TASK BRIEF:
In this exercise, print only the lines of the records below from the one with "Enumerate this screenshot's" through the one with "Convert this screenshot", inclusive. Pictures are not part of the copy.

RECORDS SUPPLIED:

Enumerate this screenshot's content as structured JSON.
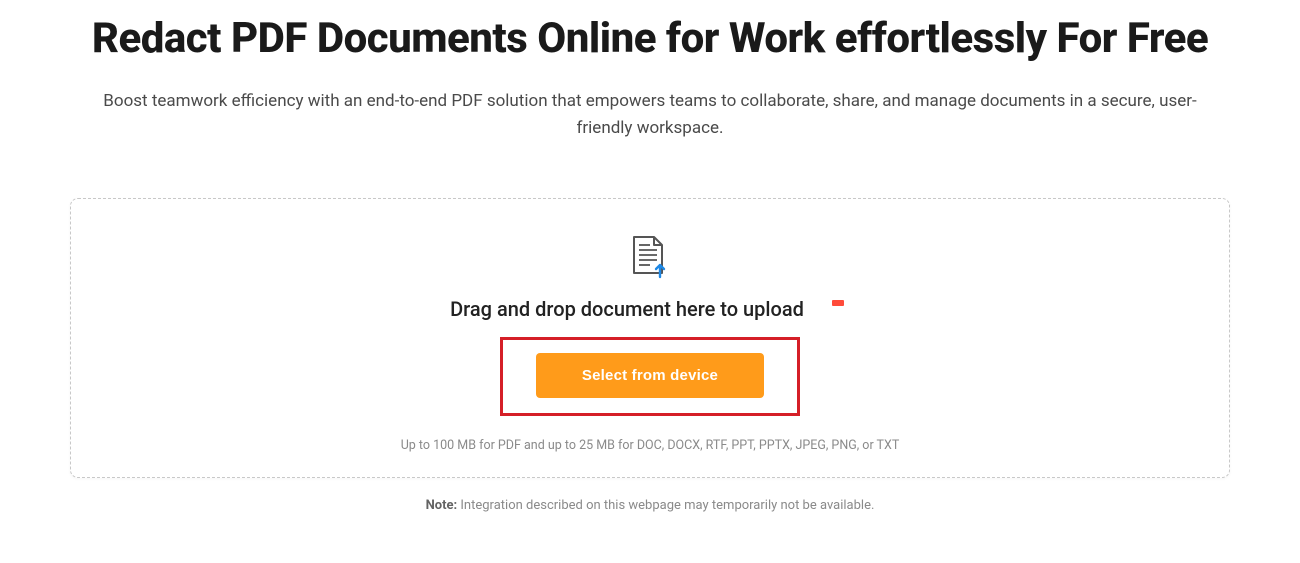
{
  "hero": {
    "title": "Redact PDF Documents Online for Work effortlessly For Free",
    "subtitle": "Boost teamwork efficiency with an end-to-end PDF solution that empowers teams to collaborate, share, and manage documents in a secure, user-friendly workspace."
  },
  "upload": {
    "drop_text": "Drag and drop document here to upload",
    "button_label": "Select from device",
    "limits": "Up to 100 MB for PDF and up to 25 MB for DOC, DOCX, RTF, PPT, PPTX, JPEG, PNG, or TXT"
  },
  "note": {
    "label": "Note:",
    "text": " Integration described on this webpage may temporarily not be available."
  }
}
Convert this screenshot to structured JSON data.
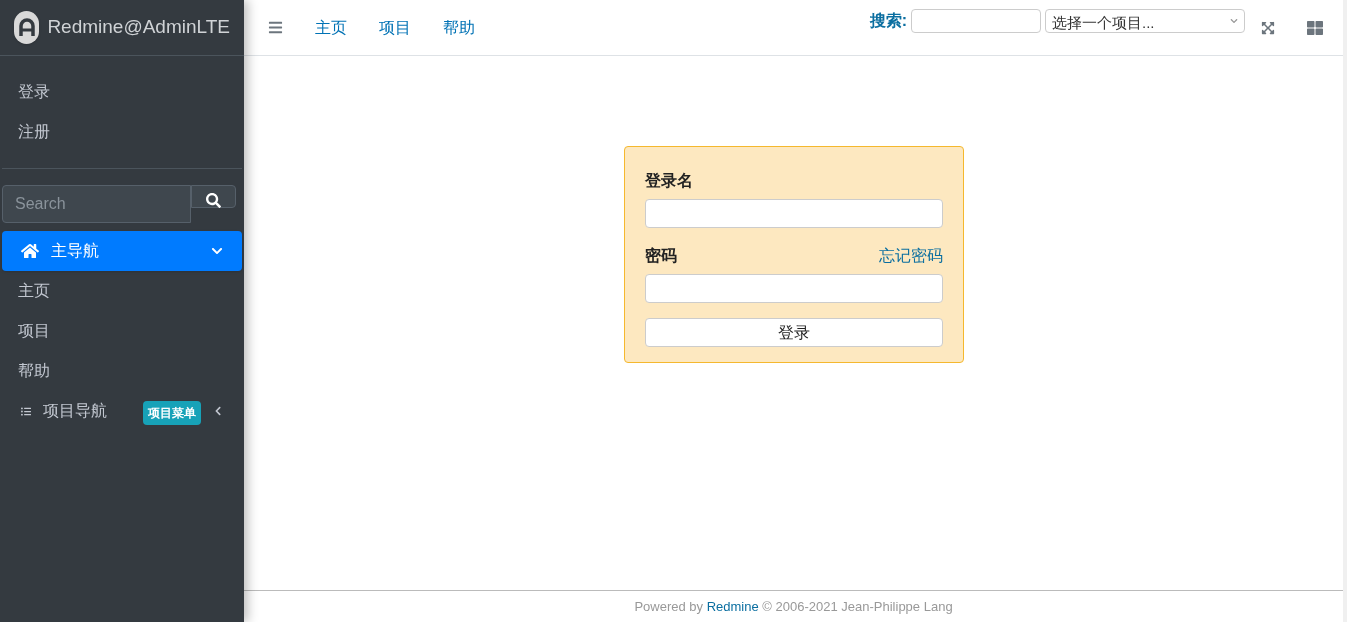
---
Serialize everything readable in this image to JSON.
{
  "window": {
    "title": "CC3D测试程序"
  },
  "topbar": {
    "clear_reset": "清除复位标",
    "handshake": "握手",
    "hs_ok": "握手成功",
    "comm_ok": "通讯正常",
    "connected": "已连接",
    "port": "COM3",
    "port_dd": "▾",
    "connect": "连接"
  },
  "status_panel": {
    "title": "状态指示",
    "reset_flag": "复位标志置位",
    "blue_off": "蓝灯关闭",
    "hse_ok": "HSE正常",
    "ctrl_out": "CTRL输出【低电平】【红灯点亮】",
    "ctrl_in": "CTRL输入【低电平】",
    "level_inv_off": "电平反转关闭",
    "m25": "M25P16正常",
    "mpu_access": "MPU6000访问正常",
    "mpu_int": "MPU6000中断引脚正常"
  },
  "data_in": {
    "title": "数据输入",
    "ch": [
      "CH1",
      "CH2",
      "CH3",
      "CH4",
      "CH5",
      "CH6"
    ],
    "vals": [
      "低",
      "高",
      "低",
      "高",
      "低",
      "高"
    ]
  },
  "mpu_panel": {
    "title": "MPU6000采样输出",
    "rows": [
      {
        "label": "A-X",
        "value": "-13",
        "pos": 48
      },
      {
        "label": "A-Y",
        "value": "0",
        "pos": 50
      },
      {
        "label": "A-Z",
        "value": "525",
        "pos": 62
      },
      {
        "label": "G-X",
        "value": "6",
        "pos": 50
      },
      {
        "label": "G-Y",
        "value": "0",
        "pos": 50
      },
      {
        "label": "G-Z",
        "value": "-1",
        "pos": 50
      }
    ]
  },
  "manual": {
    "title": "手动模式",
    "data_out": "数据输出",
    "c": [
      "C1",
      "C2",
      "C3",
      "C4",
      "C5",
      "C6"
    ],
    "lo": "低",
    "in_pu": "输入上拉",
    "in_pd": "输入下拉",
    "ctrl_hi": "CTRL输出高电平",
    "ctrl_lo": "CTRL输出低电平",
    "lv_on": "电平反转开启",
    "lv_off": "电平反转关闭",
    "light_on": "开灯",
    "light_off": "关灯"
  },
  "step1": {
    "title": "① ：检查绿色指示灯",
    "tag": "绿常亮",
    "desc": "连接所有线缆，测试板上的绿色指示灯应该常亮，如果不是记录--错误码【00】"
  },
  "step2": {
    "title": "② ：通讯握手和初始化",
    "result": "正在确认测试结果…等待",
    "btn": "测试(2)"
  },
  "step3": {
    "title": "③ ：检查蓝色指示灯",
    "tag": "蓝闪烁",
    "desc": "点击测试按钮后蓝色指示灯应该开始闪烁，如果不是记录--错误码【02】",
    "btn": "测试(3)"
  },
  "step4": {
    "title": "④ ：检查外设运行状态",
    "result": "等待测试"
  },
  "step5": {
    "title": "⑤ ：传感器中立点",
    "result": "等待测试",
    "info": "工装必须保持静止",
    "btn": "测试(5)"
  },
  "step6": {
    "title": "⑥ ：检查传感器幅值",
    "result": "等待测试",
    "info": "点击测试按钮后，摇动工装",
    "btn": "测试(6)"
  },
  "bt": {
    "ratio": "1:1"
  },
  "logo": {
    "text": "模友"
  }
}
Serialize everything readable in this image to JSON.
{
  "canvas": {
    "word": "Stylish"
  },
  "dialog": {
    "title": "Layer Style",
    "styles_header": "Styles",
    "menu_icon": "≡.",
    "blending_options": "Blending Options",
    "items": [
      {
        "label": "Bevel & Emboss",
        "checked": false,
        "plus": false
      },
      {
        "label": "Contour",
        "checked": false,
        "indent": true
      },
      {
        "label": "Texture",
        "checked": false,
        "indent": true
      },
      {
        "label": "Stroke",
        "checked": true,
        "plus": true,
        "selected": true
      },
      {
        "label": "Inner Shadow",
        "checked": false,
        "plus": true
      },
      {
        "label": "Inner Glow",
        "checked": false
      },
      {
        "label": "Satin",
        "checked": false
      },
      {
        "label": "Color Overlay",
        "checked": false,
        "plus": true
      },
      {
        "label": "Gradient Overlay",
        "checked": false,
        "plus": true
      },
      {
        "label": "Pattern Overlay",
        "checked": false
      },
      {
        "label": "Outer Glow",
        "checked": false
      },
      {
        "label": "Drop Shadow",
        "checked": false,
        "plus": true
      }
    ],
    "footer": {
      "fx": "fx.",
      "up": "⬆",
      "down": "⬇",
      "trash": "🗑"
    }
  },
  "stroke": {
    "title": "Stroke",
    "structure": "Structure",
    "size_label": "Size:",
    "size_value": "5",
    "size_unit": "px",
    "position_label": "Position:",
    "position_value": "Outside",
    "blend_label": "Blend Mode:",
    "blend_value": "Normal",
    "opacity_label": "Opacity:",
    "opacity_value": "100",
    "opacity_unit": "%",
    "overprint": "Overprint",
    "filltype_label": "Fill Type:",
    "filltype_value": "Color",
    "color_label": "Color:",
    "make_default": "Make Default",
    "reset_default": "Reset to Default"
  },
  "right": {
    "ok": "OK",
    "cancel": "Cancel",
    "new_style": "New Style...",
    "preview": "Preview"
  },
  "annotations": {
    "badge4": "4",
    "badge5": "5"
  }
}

TASK RESPONSE:
Enumerate this screenshot's content as structured JSON.
{
  "hero": {
    "title": "Redact PDF Documents Online for Work effortlessly For Free",
    "subtitle": "Boost teamwork efficiency with an end-to-end PDF solution that empowers teams to collaborate, share, and manage documents in a secure, user-friendly workspace."
  },
  "upload": {
    "drop_text": "Drag and drop document here to upload",
    "button_label": "Select from device",
    "limits": "Up to 100 MB for PDF and up to 25 MB for DOC, DOCX, RTF, PPT, PPTX, JPEG, PNG, or TXT"
  },
  "note": {
    "label": "Note:",
    "text": " Integration described on this webpage may temporarily not be available."
  }
}
Convert this screenshot to structured JSON data.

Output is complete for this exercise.